WHAT YOU ARE ASKED TO DO
Your task is to count the lines of the entries below that include the word "friend" and to give only the resulting number.

━━━

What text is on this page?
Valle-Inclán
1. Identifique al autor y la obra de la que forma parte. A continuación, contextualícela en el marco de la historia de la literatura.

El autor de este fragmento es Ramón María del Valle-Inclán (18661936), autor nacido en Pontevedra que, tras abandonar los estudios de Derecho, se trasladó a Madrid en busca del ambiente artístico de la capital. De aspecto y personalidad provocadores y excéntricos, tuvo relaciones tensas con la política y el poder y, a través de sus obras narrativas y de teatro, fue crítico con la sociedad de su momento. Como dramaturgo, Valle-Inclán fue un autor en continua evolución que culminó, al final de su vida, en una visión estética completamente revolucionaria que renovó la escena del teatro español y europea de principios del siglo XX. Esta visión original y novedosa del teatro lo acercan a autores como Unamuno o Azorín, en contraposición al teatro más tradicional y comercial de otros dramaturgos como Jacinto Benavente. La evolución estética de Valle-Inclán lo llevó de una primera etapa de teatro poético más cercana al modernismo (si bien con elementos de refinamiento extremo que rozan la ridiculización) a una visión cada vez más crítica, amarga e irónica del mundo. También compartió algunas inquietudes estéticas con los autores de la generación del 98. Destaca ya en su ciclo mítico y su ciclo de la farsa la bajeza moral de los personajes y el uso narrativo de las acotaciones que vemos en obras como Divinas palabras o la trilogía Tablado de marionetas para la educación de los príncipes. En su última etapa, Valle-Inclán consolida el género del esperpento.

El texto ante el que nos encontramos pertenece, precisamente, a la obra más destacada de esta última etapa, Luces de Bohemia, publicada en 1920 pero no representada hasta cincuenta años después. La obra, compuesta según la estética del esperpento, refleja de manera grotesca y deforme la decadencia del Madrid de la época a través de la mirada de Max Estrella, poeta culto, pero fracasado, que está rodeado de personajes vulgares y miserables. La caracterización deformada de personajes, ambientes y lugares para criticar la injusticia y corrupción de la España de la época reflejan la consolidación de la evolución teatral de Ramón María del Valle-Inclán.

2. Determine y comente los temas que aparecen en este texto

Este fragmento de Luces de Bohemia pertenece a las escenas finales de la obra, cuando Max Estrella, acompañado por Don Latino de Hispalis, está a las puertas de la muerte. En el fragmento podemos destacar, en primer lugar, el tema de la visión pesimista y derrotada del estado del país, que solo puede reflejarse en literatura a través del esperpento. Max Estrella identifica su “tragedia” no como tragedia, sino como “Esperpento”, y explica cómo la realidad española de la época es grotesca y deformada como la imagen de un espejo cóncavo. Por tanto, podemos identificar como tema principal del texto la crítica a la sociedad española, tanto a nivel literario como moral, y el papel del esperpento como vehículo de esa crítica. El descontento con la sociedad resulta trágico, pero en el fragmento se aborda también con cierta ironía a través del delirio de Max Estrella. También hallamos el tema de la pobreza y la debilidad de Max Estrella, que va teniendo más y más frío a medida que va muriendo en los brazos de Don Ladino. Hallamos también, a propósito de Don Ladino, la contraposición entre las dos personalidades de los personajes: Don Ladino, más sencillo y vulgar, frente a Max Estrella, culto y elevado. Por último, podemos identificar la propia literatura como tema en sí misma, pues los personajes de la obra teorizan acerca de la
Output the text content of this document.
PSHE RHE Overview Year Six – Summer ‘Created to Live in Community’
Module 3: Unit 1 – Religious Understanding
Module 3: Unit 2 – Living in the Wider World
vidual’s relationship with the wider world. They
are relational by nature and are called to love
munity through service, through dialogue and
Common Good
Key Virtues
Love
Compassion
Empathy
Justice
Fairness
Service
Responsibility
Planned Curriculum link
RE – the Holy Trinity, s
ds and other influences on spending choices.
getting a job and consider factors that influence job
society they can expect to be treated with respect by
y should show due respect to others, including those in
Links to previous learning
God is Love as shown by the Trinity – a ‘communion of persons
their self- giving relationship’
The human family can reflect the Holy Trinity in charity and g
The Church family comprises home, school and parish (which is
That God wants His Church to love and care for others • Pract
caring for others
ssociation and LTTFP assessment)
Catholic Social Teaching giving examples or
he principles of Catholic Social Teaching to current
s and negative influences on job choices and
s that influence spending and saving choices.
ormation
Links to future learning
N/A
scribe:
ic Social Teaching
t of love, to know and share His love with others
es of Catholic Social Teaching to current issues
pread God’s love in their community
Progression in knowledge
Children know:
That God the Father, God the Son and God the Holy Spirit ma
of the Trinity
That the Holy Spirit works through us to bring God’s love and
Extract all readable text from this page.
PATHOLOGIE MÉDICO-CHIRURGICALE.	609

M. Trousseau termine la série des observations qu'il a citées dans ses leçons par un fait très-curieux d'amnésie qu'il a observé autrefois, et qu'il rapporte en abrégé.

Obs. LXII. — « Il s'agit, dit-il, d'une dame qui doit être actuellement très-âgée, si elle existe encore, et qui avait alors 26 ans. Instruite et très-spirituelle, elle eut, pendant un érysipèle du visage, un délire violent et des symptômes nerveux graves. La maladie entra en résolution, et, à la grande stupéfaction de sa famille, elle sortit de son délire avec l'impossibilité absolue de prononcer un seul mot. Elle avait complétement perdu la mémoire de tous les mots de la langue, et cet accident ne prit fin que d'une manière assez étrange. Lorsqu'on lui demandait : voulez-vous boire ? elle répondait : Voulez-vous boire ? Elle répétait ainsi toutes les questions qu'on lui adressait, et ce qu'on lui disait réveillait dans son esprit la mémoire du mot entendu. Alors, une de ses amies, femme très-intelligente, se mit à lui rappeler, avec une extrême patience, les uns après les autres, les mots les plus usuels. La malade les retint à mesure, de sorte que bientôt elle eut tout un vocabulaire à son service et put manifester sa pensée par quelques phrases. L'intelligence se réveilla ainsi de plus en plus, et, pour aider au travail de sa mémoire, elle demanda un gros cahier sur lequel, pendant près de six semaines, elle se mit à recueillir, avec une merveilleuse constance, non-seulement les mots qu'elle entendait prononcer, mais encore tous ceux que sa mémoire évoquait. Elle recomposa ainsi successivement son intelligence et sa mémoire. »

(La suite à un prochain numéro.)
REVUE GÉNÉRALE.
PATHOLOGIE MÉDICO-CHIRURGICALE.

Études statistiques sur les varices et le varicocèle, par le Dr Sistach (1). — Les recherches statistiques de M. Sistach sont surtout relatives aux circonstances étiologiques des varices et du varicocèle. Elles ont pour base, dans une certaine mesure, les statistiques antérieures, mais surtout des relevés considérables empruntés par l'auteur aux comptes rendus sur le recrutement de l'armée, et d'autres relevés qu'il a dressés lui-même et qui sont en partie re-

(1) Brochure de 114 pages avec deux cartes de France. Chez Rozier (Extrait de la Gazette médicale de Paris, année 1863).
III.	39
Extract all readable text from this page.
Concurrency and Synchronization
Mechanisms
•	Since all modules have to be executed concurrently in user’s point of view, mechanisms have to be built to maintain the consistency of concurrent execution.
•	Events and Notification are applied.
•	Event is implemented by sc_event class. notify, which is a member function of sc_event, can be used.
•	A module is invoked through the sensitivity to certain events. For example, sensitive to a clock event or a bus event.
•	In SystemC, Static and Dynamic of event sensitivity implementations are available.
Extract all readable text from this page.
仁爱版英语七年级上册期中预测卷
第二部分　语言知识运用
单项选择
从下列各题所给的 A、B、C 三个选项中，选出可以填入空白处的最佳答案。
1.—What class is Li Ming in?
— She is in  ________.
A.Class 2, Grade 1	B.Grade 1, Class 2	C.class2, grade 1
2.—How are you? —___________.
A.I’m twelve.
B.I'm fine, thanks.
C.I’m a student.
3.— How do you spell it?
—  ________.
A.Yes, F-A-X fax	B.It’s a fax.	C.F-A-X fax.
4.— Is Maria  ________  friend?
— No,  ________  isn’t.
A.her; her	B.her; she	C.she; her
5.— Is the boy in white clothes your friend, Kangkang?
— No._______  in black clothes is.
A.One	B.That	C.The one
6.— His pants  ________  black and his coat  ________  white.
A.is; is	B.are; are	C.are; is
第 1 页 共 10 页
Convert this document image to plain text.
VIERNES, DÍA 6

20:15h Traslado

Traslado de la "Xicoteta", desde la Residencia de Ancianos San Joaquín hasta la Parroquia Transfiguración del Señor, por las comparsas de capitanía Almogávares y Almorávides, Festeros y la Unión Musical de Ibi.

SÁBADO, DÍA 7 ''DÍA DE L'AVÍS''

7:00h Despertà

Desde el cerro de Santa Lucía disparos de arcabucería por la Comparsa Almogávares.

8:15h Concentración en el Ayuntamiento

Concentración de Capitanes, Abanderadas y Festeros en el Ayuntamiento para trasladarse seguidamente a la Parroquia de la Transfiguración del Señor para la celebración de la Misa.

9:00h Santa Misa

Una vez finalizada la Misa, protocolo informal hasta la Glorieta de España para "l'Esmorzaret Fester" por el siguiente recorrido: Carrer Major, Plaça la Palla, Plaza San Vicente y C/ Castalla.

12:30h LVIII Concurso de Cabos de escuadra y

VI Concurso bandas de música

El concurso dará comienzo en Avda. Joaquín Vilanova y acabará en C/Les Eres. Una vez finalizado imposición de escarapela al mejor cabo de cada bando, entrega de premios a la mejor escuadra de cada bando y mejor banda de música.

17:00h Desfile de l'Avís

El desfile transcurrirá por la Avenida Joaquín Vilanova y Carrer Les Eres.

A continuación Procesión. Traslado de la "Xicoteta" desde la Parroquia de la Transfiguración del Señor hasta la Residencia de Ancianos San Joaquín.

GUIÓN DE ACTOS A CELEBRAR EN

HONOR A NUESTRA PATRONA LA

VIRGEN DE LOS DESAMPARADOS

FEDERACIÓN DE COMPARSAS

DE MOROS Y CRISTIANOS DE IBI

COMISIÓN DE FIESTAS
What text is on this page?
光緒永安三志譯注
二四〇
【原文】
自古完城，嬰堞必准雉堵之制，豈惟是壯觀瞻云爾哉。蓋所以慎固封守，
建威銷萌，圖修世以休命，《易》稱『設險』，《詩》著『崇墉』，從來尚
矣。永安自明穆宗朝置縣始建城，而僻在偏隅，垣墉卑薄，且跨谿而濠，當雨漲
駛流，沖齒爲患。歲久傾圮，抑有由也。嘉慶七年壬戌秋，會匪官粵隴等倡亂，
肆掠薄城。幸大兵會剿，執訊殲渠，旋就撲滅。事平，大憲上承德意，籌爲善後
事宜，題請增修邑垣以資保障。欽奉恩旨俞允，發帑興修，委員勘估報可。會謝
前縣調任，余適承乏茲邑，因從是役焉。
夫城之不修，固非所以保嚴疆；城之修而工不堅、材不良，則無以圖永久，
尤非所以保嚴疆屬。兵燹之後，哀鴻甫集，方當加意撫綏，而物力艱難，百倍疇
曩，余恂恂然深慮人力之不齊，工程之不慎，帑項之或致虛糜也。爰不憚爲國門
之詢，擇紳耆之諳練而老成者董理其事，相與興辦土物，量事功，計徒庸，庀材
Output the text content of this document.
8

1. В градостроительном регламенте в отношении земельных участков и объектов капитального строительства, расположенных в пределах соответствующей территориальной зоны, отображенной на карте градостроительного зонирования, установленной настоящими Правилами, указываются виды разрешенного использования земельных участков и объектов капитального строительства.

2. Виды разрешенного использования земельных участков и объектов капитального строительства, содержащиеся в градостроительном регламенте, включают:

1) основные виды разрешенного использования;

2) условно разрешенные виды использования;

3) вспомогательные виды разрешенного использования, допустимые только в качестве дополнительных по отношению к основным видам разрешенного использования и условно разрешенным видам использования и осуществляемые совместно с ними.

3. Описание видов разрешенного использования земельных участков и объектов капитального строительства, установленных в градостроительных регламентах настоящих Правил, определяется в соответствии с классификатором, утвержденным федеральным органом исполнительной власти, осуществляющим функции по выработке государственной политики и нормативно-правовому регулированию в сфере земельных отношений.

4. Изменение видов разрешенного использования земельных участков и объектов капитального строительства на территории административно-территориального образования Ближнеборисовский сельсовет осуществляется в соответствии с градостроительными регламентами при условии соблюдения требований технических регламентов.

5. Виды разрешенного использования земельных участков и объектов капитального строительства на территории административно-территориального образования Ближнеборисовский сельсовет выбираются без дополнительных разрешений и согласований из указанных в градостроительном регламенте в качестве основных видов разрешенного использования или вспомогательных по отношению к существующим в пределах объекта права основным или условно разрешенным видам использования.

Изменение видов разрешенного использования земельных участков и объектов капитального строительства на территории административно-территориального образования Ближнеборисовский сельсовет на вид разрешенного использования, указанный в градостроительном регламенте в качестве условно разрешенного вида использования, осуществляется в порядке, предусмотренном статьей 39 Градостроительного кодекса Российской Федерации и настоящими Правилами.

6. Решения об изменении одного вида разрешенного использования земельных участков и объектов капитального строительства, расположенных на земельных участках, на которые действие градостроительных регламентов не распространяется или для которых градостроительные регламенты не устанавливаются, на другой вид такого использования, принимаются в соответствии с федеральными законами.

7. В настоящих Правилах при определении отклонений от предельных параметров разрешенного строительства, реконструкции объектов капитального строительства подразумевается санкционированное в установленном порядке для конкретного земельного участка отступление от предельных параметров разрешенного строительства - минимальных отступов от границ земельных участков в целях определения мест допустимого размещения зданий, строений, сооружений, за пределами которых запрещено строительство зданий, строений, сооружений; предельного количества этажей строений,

━━━

TASK ANSWER
2